▶ Description of the task: Copy each line exactly. Leave nothing out.
######
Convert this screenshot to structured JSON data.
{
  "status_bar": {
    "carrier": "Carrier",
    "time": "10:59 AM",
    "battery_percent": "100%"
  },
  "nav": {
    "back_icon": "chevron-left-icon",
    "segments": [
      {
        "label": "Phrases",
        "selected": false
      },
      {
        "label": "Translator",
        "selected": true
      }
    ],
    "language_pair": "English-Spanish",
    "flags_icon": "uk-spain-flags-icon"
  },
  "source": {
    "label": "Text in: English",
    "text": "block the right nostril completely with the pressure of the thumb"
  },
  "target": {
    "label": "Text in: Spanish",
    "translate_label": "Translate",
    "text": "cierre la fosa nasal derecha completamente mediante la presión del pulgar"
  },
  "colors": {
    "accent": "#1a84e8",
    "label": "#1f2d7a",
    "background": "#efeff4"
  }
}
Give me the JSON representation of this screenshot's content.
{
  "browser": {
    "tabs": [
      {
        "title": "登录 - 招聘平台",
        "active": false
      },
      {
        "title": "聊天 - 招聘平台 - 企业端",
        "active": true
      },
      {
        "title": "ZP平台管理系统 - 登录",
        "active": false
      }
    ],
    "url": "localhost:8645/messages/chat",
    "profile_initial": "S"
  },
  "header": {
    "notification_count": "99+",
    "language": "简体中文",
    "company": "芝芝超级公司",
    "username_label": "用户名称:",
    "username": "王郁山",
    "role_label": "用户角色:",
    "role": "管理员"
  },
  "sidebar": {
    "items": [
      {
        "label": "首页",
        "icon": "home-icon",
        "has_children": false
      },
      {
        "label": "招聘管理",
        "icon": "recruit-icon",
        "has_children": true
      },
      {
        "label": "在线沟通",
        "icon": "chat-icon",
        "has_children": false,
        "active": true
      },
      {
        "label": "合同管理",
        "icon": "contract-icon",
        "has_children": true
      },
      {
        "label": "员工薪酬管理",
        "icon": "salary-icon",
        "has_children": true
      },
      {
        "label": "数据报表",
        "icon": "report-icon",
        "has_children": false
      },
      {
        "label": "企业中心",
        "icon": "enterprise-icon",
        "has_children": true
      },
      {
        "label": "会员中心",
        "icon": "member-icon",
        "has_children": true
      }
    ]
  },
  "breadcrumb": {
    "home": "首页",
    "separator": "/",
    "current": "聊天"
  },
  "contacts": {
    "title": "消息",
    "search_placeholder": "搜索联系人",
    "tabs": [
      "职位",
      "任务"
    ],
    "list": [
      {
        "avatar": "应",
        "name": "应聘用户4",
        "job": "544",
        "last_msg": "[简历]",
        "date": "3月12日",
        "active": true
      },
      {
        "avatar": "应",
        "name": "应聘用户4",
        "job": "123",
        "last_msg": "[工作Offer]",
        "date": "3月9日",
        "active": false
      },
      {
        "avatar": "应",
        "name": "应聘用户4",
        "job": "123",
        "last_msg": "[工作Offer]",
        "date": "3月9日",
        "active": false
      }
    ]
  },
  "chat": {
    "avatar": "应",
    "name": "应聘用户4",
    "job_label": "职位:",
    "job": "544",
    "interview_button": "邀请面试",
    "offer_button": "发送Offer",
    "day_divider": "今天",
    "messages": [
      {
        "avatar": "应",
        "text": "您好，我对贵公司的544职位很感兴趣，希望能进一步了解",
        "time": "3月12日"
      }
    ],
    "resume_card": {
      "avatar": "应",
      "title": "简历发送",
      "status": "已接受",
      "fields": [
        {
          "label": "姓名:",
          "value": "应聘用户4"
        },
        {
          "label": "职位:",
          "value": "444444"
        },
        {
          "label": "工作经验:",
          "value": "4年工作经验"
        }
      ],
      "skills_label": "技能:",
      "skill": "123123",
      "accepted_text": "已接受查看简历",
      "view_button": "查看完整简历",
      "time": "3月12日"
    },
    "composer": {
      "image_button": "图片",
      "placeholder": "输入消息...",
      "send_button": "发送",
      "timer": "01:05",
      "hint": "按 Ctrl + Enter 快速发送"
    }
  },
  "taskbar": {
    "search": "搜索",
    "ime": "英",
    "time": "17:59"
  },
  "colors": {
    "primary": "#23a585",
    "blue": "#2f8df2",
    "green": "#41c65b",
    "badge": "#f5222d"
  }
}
######
▶ Result of this exercise:
Convert this screenshot to structured JSON data.
{
  "status_bar": {
    "carrier": "Carrier",
    "time": "10:59 AM",
    "battery_percent": "100%"
  },
  "nav": {
    "back_icon": "chevron-left-icon",
    "segments": [
      {
        "label": "Phrases",
        "selected": false
      },
      {
        "label": "Translator",
        "selected": true
      }
    ],
    "language_pair": "English-Spanish",
    "flags_icon": "uk-spain-flags-icon"
  },
  "source": {
    "label": "Text in: English",
    "text": "block the right nostril completely with the pressure of the thumb"
  },
  "target": {
    "label": "Text in: Spanish",
    "translate_label": "Translate",
    "text": "cierre la fosa nasal derecha completamente mediante la presión del pulgar"
  },
  "colors": {
    "accent": "#1a84e8",
    "label": "#1f2d7a",
    "background": "#efeff4"
  }
}
Give me the JSON representation of this screenshot's content.
{
  "browser": {
    "tabs": [
      {
        "title": "登录 - 招聘平台",
        "active": false
      },
      {
        "title": "聊天 - 招聘平台 - 企业端",
        "active": true
      },
      {
        "title": "ZP平台管理系统 - 登录",
        "active": false
      }
    ],
    "url": "localhost:8645/messages/chat",
    "profile_initial": "S"
  },
  "header": {
    "notification_count": "99+",
    "language": "简体中文",
    "company": "芝芝超级公司",
    "username_label": "用户名称:",
    "username": "王郁山",
    "role_label": "用户角色:",
    "role": "管理员"
  },
  "sidebar": {
    "items": [
      {
        "label": "首页",
        "icon": "home-icon",
        "has_children": false
      },
      {
        "label": "招聘管理",
        "icon": "recruit-icon",
        "has_children": true
      },
      {
        "label": "在线沟通",
        "icon": "chat-icon",
        "has_children": false,
        "active": true
      },
      {
        "label": "合同管理",
        "icon": "contract-icon",
        "has_children": true
      },
      {
        "label": "员工薪酬管理",
        "icon": "salary-icon",
        "has_children": true
      },
      {
        "label": "数据报表",
        "icon": "report-icon",
        "has_children": false
      },
      {
        "label": "企业中心",
        "icon": "enterprise-icon",
        "has_children": true
      },
      {
        "label": "会员中心",
        "icon": "member-icon",
        "has_children": true
      }
    ]
  },
  "breadcrumb": {
    "home": "首页",
    "separator": "/",
    "current": "聊天"
  },
  "contacts": {
    "title": "消息",
    "search_placeholder": "搜索联系人",
    "tabs": [
      "职位",
      "任务"
    ],
    "list": [
      {
        "avatar": "应",
        "name": "应聘用户4",
        "job": "544",
        "last_msg": "[简历]",
        "date": "3月12日",
        "active": true
      },
      {
        "avatar": "应",
        "name": "应聘用户4",
        "job": "123",
        "last_msg": "[工作Offer]",
        "date": "3月9日",
        "active": false
      },
      {
        "avatar": "应",
        "name": "应聘用户4",
        "job": "123",
        "last_msg": "[工作Offer]",
        "date": "3月9日",
        "active": false
      }
    ]
  },
  "chat": {
    "avatar": "应",
    "name": "应聘用户4",
    "job_label": "职位:",
    "job": "544",
    "interview_button": "邀请面试",
    "offer_button": "发送Offer",
    "day_divider": "今天",
    "messages": [
      {
        "avatar": "应",
        "text": "您好，我对贵公司的544职位很感兴趣，希望能进一步了解",
        "time": "3月12日"
      }
    ],
    "resume_card": {
      "avatar": "应",
      "title": "简历发送",
      "status": "已接受",
      "fields": [
        {
          "label": "姓名:",
          "value": "应聘用户4"
        },
        {
          "label": "职位:",
          "value": "444444"
        },
        {
          "label": "工作经验:",
          "value": "4年工作经验"
        }
      ],
      "skills_label": "技能:",
      "skill": "123123",
      "accepted_text": "已接受查看简历",
      "view_button": "查看完整简历",
      "time": "3月12日"
    },
    "composer": {
      "image_button": "图片",
      "placeholder": "输入消息...",
      "send_button": "发送",
      "timer": "01:05",
      "hint": "按 Ctrl + Enter 快速发送"
    }
  },
  "taskbar": {
    "search": "搜索",
    "ime": "英",
    "time": "17:59"
  },
  "colors": {
    "primary": "#23a585",
    "blue": "#2f8df2",
    "green": "#41c65b",
    "badge": "#f5222d"
  }
}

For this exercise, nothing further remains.